• What is asked: Look through the material below and give the number of lines holding "JSON", with no other words.

* * *

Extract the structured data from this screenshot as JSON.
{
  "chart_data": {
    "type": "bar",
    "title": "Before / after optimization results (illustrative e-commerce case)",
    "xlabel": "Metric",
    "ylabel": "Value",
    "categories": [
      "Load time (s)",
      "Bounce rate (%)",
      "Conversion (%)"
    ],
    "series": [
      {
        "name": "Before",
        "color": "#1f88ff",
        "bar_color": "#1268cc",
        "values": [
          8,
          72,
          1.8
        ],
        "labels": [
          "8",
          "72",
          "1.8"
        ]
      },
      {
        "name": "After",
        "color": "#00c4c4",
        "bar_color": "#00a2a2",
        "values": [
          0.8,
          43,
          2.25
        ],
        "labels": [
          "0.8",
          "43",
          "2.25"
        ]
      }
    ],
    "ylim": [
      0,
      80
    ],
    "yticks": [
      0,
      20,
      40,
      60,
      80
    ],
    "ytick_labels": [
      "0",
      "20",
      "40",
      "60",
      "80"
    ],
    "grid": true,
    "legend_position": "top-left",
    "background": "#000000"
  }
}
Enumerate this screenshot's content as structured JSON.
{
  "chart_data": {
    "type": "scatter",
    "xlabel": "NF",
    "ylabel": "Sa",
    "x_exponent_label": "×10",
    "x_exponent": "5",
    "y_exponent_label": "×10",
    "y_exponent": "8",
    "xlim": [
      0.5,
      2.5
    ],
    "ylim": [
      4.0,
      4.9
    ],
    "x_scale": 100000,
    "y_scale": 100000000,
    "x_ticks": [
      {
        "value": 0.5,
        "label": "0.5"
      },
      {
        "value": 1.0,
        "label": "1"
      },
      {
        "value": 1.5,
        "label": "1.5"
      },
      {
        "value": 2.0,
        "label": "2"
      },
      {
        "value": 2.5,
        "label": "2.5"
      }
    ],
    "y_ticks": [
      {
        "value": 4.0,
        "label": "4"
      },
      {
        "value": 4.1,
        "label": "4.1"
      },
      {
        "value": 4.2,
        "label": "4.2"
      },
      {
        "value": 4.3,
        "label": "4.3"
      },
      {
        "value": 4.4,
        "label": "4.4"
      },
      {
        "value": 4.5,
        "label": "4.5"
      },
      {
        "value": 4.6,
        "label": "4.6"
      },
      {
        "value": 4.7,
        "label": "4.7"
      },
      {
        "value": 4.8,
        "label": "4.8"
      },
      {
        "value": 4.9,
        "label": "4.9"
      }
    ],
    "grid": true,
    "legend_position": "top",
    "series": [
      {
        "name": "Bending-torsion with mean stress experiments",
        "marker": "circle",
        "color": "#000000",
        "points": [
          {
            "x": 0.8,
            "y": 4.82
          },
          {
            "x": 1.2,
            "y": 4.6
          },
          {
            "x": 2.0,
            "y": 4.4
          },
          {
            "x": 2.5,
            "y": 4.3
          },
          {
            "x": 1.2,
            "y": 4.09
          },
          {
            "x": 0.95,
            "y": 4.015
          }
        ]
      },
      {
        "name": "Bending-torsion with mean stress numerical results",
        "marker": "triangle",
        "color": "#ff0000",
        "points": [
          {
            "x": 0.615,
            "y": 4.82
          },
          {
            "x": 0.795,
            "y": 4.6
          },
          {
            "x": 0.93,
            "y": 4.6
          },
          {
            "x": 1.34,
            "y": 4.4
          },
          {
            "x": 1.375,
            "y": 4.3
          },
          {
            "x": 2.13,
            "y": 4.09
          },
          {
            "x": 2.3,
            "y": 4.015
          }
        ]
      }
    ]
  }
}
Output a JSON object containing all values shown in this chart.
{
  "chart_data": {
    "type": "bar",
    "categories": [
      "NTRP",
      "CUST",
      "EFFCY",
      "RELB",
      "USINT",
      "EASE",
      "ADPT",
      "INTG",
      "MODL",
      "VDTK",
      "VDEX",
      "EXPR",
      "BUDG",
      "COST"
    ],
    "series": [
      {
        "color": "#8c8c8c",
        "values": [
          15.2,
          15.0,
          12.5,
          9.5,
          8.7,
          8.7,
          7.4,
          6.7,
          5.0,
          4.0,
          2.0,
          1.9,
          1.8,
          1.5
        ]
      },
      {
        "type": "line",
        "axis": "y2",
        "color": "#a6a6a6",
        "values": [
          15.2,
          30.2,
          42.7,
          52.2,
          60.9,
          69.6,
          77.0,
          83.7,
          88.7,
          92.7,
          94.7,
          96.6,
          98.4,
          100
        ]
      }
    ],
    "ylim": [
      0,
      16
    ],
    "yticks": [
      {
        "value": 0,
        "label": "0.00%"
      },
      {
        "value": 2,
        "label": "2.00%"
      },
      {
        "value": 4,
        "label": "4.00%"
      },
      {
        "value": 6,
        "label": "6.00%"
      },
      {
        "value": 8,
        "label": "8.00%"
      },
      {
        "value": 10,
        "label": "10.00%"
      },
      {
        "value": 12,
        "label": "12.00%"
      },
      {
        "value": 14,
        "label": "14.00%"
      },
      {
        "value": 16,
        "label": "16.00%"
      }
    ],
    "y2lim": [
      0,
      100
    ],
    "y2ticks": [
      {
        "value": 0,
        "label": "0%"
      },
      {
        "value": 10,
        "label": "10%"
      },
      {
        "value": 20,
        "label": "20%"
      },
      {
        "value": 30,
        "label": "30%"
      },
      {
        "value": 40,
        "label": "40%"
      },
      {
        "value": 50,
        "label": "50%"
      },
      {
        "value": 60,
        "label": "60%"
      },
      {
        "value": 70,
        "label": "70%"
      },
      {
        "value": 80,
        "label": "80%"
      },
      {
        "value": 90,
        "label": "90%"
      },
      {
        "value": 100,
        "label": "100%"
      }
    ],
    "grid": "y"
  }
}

* * *

• Reply: 3